- _GIVEN RECORDS_:
* * *
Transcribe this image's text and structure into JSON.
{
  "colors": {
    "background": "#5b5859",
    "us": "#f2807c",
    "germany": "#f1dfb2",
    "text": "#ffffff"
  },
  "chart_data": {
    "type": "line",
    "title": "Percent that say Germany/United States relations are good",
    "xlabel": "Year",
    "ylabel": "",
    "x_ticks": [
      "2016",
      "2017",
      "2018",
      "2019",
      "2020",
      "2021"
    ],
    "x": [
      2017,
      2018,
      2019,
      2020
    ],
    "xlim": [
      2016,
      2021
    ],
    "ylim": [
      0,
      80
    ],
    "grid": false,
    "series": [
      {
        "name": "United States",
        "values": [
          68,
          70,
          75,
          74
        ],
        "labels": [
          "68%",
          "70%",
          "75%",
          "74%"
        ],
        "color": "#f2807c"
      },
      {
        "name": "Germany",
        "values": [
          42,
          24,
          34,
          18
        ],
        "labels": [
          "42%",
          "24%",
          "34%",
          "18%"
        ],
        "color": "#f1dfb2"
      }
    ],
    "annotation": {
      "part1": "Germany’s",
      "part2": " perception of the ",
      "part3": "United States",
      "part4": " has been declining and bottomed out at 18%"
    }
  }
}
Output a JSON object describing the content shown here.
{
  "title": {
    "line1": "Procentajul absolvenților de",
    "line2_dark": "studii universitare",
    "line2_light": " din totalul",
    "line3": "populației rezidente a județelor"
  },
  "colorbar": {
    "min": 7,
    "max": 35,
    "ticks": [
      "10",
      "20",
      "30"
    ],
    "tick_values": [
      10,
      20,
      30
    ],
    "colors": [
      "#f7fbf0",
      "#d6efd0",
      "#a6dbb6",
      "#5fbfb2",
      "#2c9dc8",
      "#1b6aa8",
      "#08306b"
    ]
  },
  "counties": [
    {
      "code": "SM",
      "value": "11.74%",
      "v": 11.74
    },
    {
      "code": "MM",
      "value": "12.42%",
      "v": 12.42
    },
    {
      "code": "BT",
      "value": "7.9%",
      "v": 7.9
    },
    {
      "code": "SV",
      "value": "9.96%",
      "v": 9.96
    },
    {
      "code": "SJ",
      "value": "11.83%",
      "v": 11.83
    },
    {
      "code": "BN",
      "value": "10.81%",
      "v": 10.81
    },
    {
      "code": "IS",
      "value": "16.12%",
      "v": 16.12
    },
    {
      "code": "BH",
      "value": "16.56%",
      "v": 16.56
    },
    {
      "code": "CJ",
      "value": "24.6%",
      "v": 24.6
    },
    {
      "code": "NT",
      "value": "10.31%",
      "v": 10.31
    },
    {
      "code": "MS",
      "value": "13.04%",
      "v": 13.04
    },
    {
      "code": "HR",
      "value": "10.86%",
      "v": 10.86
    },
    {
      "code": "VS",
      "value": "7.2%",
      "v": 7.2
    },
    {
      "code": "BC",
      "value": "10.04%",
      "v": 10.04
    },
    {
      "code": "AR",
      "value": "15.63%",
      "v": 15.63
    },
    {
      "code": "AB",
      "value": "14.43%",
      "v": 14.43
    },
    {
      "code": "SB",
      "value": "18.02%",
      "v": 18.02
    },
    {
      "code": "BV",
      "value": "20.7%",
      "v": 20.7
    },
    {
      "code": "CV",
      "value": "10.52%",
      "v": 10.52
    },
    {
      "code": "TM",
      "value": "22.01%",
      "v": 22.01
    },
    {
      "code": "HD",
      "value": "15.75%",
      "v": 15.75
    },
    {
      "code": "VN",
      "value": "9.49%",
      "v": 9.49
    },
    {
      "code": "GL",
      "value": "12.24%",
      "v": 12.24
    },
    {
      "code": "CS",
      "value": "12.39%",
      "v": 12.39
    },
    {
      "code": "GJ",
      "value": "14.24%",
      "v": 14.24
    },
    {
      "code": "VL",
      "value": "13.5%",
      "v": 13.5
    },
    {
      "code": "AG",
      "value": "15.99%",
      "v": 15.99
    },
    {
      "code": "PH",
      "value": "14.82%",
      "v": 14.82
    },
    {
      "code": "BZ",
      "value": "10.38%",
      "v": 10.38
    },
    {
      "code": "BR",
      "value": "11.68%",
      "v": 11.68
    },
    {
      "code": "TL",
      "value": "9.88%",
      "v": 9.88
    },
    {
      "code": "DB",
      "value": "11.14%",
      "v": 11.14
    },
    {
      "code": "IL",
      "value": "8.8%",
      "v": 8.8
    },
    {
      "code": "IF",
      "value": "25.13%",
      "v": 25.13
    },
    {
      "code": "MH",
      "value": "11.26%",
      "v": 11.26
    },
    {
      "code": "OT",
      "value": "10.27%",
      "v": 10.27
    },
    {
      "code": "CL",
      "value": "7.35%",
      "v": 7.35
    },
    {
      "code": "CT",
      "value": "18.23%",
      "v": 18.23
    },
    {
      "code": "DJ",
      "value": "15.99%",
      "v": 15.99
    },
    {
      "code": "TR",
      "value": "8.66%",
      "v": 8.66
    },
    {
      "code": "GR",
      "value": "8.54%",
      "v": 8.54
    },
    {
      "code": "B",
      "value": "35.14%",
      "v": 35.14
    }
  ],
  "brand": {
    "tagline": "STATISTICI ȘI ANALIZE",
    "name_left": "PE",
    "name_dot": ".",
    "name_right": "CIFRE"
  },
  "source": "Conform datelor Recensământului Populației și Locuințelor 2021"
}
* * *
- _WHAT YOU ARE ASKED TO DO_: Count every line in the entries above where the word "JSON" appears; respond with the number alone.

- _RESPONSE TO THE EXERCISE_: 2